▶ _Directive_:
Below are some entries; can you quote all of them exactly?

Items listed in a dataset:

- - - -

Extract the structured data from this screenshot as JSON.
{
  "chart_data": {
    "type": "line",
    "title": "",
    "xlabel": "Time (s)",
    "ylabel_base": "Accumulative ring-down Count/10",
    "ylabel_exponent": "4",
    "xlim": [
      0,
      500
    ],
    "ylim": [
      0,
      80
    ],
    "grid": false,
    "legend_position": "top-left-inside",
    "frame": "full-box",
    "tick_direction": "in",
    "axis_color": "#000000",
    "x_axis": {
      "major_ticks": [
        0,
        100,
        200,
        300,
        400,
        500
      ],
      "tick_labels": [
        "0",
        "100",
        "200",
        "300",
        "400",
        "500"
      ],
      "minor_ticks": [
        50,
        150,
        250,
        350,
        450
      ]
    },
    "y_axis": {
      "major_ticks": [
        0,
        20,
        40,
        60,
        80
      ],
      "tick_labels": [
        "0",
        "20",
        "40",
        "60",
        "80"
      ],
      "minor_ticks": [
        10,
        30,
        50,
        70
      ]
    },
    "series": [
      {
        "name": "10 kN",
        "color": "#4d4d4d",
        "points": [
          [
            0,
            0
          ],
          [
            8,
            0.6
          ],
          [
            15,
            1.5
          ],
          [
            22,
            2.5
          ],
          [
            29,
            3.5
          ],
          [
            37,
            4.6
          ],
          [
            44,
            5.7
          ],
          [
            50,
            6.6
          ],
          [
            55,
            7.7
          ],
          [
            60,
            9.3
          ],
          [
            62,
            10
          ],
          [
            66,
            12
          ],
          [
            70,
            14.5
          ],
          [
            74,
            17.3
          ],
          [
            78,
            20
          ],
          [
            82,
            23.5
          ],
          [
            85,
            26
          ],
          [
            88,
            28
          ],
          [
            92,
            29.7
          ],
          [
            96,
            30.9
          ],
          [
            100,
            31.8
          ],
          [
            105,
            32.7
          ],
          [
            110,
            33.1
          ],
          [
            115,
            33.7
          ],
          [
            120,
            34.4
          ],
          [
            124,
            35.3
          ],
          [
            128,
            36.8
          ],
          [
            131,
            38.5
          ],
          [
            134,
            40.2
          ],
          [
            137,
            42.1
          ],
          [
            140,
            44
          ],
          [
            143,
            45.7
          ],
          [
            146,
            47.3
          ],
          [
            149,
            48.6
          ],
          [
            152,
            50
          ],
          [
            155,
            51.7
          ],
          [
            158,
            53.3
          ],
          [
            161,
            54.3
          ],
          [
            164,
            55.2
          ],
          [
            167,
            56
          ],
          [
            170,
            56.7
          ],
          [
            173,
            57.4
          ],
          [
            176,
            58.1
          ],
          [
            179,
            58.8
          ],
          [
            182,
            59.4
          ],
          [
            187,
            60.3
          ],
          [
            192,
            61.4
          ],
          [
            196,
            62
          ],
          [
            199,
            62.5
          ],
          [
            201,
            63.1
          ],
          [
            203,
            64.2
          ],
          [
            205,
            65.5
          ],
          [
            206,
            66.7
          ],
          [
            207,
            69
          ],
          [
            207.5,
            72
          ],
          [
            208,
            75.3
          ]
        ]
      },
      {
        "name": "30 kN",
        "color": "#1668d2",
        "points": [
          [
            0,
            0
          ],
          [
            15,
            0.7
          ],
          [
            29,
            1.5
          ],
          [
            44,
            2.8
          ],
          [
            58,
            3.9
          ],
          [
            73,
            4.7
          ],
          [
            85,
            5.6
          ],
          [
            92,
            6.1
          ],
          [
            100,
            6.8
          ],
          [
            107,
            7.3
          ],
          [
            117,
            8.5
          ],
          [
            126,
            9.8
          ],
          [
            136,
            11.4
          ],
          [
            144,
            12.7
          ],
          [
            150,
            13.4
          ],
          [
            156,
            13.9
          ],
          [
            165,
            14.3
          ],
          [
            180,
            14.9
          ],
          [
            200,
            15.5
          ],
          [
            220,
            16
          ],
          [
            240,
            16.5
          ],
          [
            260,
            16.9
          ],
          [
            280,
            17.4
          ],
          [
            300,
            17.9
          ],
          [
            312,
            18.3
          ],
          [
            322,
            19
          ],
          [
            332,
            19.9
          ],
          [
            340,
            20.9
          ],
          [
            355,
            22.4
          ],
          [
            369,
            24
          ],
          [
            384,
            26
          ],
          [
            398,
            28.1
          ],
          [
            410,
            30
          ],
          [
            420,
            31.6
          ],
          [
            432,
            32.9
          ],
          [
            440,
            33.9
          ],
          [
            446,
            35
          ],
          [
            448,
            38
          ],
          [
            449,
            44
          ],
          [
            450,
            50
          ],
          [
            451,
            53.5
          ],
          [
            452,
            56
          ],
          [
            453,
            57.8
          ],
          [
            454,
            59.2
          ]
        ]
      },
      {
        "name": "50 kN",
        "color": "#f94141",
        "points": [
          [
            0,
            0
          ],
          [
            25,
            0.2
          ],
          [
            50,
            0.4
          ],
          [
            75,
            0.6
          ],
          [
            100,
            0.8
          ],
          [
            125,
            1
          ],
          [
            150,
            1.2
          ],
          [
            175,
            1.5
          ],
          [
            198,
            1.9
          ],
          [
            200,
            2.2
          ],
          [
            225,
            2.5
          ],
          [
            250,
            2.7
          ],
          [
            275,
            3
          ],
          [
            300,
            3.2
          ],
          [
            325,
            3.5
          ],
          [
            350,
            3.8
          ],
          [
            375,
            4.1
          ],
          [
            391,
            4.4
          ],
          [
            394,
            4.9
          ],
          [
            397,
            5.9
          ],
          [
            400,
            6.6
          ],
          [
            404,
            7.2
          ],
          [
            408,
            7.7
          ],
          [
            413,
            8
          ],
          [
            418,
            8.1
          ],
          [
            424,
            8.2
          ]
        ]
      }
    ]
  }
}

- - - -

▶ _Task response_:
Extract the structured data from this screenshot as JSON.
{
  "chart_data": {
    "type": "line",
    "title": "",
    "xlabel": "Time (s)",
    "ylabel_base": "Accumulative ring-down Count/10",
    "ylabel_exponent": "4",
    "xlim": [
      0,
      500
    ],
    "ylim": [
      0,
      80
    ],
    "grid": false,
    "legend_position": "top-left-inside",
    "frame": "full-box",
    "tick_direction": "in",
    "axis_color": "#000000",
    "x_axis": {
      "major_ticks": [
        0,
        100,
        200,
        300,
        400,
        500
      ],
      "tick_labels": [
        "0",
        "100",
        "200",
        "300",
        "400",
        "500"
      ],
      "minor_ticks": [
        50,
        150,
        250,
        350,
        450
      ]
    },
    "y_axis": {
      "major_ticks": [
        0,
        20,
        40,
        60,
        80
      ],
      "tick_labels": [
        "0",
        "20",
        "40",
        "60",
        "80"
      ],
      "minor_ticks": [
        10,
        30,
        50,
        70
      ]
    },
    "series": [
      {
        "name": "10 kN",
        "color": "#4d4d4d",
        "points": [
          [
            0,
            0
          ],
          [
            8,
            0.6
          ],
          [
            15,
            1.5
          ],
          [
            22,
            2.5
          ],
          [
            29,
            3.5
          ],
          [
            37,
            4.6
          ],
          [
            44,
            5.7
          ],
          [
            50,
            6.6
          ],
          [
            55,
            7.7
          ],
          [
            60,
            9.3
          ],
          [
            62,
            10
          ],
          [
            66,
            12
          ],
          [
            70,
            14.5
          ],
          [
            74,
            17.3
          ],
          [
            78,
            20
          ],
          [
            82,
            23.5
          ],
          [
            85,
            26
          ],
          [
            88,
            28
          ],
          [
            92,
            29.7
          ],
          [
            96,
            30.9
          ],
          [
            100,
            31.8
          ],
          [
            105,
            32.7
          ],
          [
            110,
            33.1
          ],
          [
            115,
            33.7
          ],
          [
            120,
            34.4
          ],
          [
            124,
            35.3
          ],
          [
            128,
            36.8
          ],
          [
            131,
            38.5
          ],
          [
            134,
            40.2
          ],
          [
            137,
            42.1
          ],
          [
            140,
            44
          ],
          [
            143,
            45.7
          ],
          [
            146,
            47.3
          ],
          [
            149,
            48.6
          ],
          [
            152,
            50
          ],
          [
            155,
            51.7
          ],
          [
            158,
            53.3
          ],
          [
            161,
            54.3
          ],
          [
            164,
            55.2
          ],
          [
            167,
            56
          ],
          [
            170,
            56.7
          ],
          [
            173,
            57.4
          ],
          [
            176,
            58.1
          ],
          [
            179,
            58.8
          ],
          [
            182,
            59.4
          ],
          [
            187,
            60.3
          ],
          [
            192,
            61.4
          ],
          [
            196,
            62
          ],
          [
            199,
            62.5
          ],
          [
            201,
            63.1
          ],
          [
            203,
            64.2
          ],
          [
            205,
            65.5
          ],
          [
            206,
            66.7
          ],
          [
            207,
            69
          ],
          [
            207.5,
            72
          ],
          [
            208,
            75.3
          ]
        ]
      },
      {
        "name": "30 kN",
        "color": "#1668d2",
        "points": [
          [
            0,
            0
          ],
          [
            15,
            0.7
          ],
          [
            29,
            1.5
          ],
          [
            44,
            2.8
          ],
          [
            58,
            3.9
          ],
          [
            73,
            4.7
          ],
          [
            85,
            5.6
          ],
          [
            92,
            6.1
          ],
          [
            100,
            6.8
          ],
          [
            107,
            7.3
          ],
          [
            117,
            8.5
          ],
          [
            126,
            9.8
          ],
          [
            136,
            11.4
          ],
          [
            144,
            12.7
          ],
          [
            150,
            13.4
          ],
          [
            156,
            13.9
          ],
          [
            165,
            14.3
          ],
          [
            180,
            14.9
          ],
          [
            200,
            15.5
          ],
          [
            220,
            16
          ],
          [
            240,
            16.5
          ],
          [
            260,
            16.9
          ],
          [
            280,
            17.4
          ],
          [
            300,
            17.9
          ],
          [
            312,
            18.3
          ],
          [
            322,
            19
          ],
          [
            332,
            19.9
          ],
          [
            340,
            20.9
          ],
          [
            355,
            22.4
          ],
          [
            369,
            24
          ],
          [
            384,
            26
          ],
          [
            398,
            28.1
          ],
          [
            410,
            30
          ],
          [
            420,
            31.6
          ],
          [
            432,
            32.9
          ],
          [
            440,
            33.9
          ],
          [
            446,
            35
          ],
          [
            448,
            38
          ],
          [
            449,
            44
          ],
          [
            450,
            50
          ],
          [
            451,
            53.5
          ],
          [
            452,
            56
          ],
          [
            453,
            57.8
          ],
          [
            454,
            59.2
          ]
        ]
      },
      {
        "name": "50 kN",
        "color": "#f94141",
        "points": [
          [
            0,
            0
          ],
          [
            25,
            0.2
          ],
          [
            50,
            0.4
          ],
          [
            75,
            0.6
          ],
          [
            100,
            0.8
          ],
          [
            125,
            1
          ],
          [
            150,
            1.2
          ],
          [
            175,
            1.5
          ],
          [
            198,
            1.9
          ],
          [
            200,
            2.2
          ],
          [
            225,
            2.5
          ],
          [
            250,
            2.7
          ],
          [
            275,
            3
          ],
          [
            300,
            3.2
          ],
          [
            325,
            3.5
          ],
          [
            350,
            3.8
          ],
          [
            375,
            4.1
          ],
          [
            391,
            4.4
          ],
          [
            394,
            4.9
          ],
          [
            397,
            5.9
          ],
          [
            400,
            6.6
          ],
          [
            404,
            7.2
          ],
          [
            408,
            7.7
          ],
          [
            413,
            8
          ],
          [
            418,
            8.1
          ],
          [
            424,
            8.2
          ]
        ]
      }
    ]
  }
}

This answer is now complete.